### Exercise input
_ _ _

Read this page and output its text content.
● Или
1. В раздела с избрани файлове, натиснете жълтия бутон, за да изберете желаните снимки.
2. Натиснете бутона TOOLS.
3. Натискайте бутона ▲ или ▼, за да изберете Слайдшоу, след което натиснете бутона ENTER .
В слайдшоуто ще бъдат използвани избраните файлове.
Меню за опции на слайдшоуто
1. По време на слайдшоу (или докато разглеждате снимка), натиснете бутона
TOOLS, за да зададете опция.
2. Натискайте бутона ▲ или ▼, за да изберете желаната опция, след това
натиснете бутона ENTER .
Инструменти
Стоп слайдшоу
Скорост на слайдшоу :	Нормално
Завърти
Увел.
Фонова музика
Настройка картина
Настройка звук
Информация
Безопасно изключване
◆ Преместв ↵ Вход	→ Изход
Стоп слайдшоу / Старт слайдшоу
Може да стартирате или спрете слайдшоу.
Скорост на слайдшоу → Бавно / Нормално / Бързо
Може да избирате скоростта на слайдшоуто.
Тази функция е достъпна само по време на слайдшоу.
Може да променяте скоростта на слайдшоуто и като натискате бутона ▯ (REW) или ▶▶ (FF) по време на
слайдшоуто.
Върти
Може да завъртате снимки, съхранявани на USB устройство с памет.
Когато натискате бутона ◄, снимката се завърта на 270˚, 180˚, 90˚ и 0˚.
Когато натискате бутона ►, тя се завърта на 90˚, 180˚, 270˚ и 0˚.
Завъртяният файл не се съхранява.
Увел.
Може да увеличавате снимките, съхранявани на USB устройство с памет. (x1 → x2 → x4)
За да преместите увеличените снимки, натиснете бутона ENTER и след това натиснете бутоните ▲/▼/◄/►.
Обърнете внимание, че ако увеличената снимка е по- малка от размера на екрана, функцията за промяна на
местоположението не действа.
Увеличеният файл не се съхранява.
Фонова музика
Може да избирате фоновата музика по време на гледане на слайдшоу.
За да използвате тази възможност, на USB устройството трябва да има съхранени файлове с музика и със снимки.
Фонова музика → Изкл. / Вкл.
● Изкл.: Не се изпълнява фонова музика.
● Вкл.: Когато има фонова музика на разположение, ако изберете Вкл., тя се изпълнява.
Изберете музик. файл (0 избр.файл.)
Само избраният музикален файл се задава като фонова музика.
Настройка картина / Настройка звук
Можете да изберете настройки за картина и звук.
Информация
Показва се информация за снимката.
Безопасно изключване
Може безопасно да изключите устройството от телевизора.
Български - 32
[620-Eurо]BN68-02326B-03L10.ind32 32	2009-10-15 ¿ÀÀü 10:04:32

_ _ _

State how many lines of the entries above include the word "снимката", offering no text other than the number.

### Response to this exercise
2